Exercise requirements: In the passage about writing constructed languages, why does the quoted writer say they could accept the "h" convention? Answer in one to three sentences.

Passage to read:
It reduces it so far that going for an entirely different root would
be better. In some cases that would create problems of its own.
Consider Ido just- and yust-, for example. They really should find
another form for one of the concepts, because yust- is problematic.

It'd feel more irritating to work around a
> diacritic system when typing, or reading statements from others such as
> "It's easy to find the font you need." I don't want to have to modify my
> computer to type a constructed language, basic ascii characters should be
> good enough.

Actually, it's already there on most systems these days. (Really--it's
called Unicode.) If you use abcTajpu on Firefox, you can get all sorts
of accented characters without much effort.

The "h" convention is the least troublesome method and I could
> live with that if I learned Esperanto. The added h distinguishes words a
> bit, and probably adds to mnemonicity to some degree.

(Layout element annotations)
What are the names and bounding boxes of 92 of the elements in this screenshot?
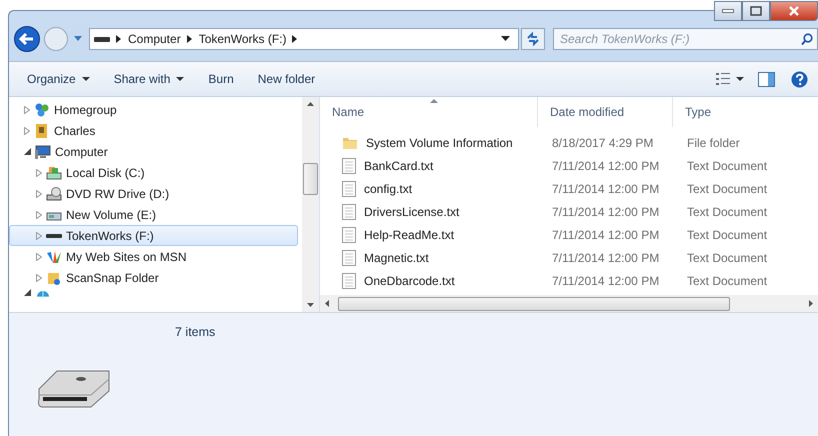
computer-icon: [35, 144, 51, 160]
navigation-item[interactable]: ScanSnap Folder: [9, 267, 298, 288]
file-name[interactable]: BankCard.txt: [320, 158, 538, 174]
text-file-icon: [342, 226, 356, 242]
text-file-icon: [342, 272, 356, 288]
maximize-button[interactable]: [742, 1, 770, 21]
type-cell-text: Text Document: [686, 158, 768, 172]
expand-arrow-icon[interactable]: [24, 126, 30, 134]
drive-icon: [94, 36, 110, 42]
breadcrumb-arrow-icon[interactable]: [186, 35, 193, 43]
scrollbar-thumb[interactable]: [303, 163, 318, 195]
file-name[interactable]: System Volume Information: [320, 134, 538, 150]
user-folder-icon: [34, 122, 50, 138]
scroll-left-icon[interactable]: [325, 300, 329, 307]
navigation-item[interactable]: Homegroup: [9, 99, 298, 120]
expand-arrow-icon[interactable]: [36, 190, 42, 198]
file-name[interactable]: OneDbarcode.txt: [320, 272, 538, 288]
toolbar-button[interactable]: New folder: [256, 68, 318, 90]
help-icon[interactable]: [791, 70, 808, 88]
navigation-item[interactable]: DVD RW Drive (D:): [9, 183, 298, 204]
scroll-up-icon[interactable]: [307, 102, 314, 106]
type-cell-text: Text Document: [686, 274, 768, 288]
close-icon: [789, 6, 799, 16]
back-button[interactable]: [13, 25, 41, 53]
text-file-icon: [342, 180, 356, 196]
search-field[interactable]: Search TokenWorks (F:): [553, 28, 818, 50]
scroll-right-icon[interactable]: [809, 300, 813, 307]
breadcrumb-arrow-icon[interactable]: [292, 35, 298, 43]
removable-drive-icon: [46, 234, 62, 238]
expand-arrow-icon[interactable]: [24, 106, 30, 114]
column-header[interactable]: Date modified: [538, 97, 673, 127]
recent-pages-dropdown-icon[interactable]: [73, 35, 83, 43]
refresh-button[interactable]: [521, 28, 545, 50]
collapse-arrow-icon[interactable]: [24, 148, 31, 155]
navigation-item[interactable]: My Web Sites on MSN: [9, 246, 298, 267]
date-cell-text: 7/11/2014 12:00 PM: [551, 250, 660, 264]
date-cell-text: 7/11/2014 12:00 PM: [551, 182, 660, 196]
expand-arrow-icon[interactable]: [36, 252, 42, 260]
text-file-icon: [342, 158, 356, 174]
collapse-arrow-icon[interactable]: [24, 289, 31, 296]
file-name[interactable]: Magnetic.txt: [320, 250, 538, 266]
column-header[interactable]: Name: [320, 97, 538, 127]
caret-icon: [736, 76, 744, 82]
dvd-drive-icon: [46, 186, 62, 202]
toolbar-button[interactable]: Organize: [25, 68, 92, 90]
list-view-icon: [716, 73, 730, 85]
file-name[interactable]: config.txt: [320, 180, 538, 196]
horizontal-scrollbar[interactable]: [320, 295, 818, 312]
address-bar[interactable]: Computer TokenWorks (F:): [89, 28, 519, 50]
toolbar-button[interactable]: Burn: [206, 68, 236, 90]
expand-arrow-icon[interactable]: [36, 168, 42, 176]
type-cell-text: Text Document: [686, 250, 768, 264]
scrollbar-thumb[interactable]: [338, 296, 730, 310]
navigation-item[interactable]: New Volume (E:): [9, 204, 298, 225]
pane-icon: [758, 72, 775, 86]
sort-arrow-icon: [430, 99, 438, 103]
scroll-down-icon[interactable]: [307, 303, 314, 307]
type-cell-text: Text Document: [686, 204, 768, 218]
navigation-item[interactable]: Local Disk (C:): [9, 162, 298, 183]
hard-disk-icon: [46, 164, 62, 180]
column-header[interactable]: Type: [673, 97, 813, 127]
date-cell-text: 7/11/2014 12:00 PM: [551, 228, 660, 242]
type-cell-text: Text Document: [686, 228, 768, 242]
close-button[interactable]: [770, 1, 818, 21]
minimize-button[interactable]: [714, 1, 742, 21]
expand-arrow-icon[interactable]: [36, 274, 42, 282]
date-cell-text: 7/11/2014 12:00 PM: [551, 274, 660, 288]
item-count: 7 items: [175, 325, 216, 339]
refresh-icon: [526, 32, 540, 46]
maximize-icon: [750, 6, 762, 16]
text-file-icon: [342, 250, 356, 266]
expand-arrow-icon[interactable]: [36, 210, 42, 218]
date-cell-text: 8/18/2017 4:29 PM: [551, 136, 654, 150]
date-cell-text: 7/11/2014 12:00 PM: [551, 158, 660, 172]
breadcrumb[interactable]: Computer: [128, 32, 181, 46]
navigation-item[interactable]: TokenWorks (F:): [9, 225, 298, 246]
breadcrumb-arrow-icon[interactable]: [116, 35, 122, 43]
text-file-icon: [342, 204, 356, 220]
search-icon[interactable]: [801, 33, 813, 46]
file-name[interactable]: Help-ReadMe.txt: [320, 226, 538, 242]
people-icon: [34, 102, 50, 118]
date-cell-text: 7/11/2014 12:00 PM: [551, 204, 660, 218]
minimize-icon: [722, 9, 734, 13]
history-dropdown-icon[interactable]: [501, 36, 510, 42]
breadcrumb[interactable]: TokenWorks (F:): [198, 32, 286, 46]
type-cell-text: File folder: [686, 136, 741, 150]
navigation-item[interactable]: Charles: [9, 120, 298, 141]
toolbar-button[interactable]: Share with: [112, 68, 186, 90]
navigation-item[interactable]: Computer: [9, 141, 298, 162]
file-name[interactable]: DriversLicense.txt: [320, 204, 538, 220]
type-cell-text: Text Document: [686, 182, 768, 196]
vertical-scrollbar[interactable]: [302, 97, 319, 312]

Task answer: The writer calls the "h" convention the least troublesome method. The added h also distinguishes words a bit and probably helps with mnemonicity to some degree.